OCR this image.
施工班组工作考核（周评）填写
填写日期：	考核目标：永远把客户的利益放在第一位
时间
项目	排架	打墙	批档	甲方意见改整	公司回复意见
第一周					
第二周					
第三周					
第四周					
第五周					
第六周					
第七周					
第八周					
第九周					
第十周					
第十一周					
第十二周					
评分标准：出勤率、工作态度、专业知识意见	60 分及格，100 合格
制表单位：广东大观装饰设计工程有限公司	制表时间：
==
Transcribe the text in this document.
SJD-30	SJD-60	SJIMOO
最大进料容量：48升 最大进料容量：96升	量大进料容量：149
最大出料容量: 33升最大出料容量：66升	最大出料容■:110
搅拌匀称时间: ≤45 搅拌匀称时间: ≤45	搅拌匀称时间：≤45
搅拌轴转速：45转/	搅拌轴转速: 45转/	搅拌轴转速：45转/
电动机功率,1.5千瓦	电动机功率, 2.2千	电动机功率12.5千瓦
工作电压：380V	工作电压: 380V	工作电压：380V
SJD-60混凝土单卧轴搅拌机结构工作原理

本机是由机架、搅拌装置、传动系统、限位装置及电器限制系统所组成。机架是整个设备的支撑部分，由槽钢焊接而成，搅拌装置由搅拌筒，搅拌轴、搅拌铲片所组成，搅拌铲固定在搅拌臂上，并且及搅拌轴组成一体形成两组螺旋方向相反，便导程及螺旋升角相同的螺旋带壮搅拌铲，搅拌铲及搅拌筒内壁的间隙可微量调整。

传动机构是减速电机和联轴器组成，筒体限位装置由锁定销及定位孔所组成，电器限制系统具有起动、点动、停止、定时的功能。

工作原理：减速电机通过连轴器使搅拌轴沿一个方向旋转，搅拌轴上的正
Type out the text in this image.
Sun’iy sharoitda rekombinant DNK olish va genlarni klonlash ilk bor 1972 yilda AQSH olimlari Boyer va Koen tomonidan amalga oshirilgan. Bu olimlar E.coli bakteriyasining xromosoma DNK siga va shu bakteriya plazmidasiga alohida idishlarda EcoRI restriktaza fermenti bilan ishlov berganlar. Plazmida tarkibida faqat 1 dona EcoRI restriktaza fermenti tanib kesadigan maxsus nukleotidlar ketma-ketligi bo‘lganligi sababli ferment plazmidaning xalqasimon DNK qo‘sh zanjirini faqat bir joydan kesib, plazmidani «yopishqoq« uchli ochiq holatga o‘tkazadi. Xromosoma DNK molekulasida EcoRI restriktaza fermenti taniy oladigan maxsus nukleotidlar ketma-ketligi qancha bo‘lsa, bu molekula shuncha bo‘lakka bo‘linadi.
==
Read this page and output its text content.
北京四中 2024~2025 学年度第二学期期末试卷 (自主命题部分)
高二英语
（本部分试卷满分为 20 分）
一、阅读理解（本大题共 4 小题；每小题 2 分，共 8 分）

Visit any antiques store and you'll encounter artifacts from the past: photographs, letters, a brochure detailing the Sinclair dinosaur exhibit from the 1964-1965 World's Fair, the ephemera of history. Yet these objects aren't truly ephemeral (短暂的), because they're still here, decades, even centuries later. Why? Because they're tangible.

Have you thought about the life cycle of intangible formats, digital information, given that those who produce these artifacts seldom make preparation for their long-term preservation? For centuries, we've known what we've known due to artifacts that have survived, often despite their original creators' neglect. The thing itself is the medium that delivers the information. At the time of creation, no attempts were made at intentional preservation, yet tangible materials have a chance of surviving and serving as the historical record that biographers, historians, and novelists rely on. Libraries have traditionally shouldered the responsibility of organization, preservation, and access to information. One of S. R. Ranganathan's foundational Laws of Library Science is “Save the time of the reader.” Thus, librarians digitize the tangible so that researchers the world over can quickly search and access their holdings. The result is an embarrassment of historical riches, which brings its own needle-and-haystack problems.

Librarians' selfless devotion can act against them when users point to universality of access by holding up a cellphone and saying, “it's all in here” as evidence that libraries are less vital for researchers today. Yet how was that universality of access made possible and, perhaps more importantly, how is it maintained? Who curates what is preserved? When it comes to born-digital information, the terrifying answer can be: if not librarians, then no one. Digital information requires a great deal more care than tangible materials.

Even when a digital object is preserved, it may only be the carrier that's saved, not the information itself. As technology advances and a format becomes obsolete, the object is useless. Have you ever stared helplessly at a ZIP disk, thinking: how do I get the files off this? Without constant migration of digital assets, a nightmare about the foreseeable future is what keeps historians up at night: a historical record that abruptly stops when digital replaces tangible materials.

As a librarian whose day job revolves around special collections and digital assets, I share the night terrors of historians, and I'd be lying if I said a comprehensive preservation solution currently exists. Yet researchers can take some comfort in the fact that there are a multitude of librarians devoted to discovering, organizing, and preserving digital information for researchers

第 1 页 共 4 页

Short problem -> Gather up, from the records above, each line where the word "text" appears.

Exercise solution ->
Transcribe the text in this document.
Type out the text in this image.
Read this page and output its text content.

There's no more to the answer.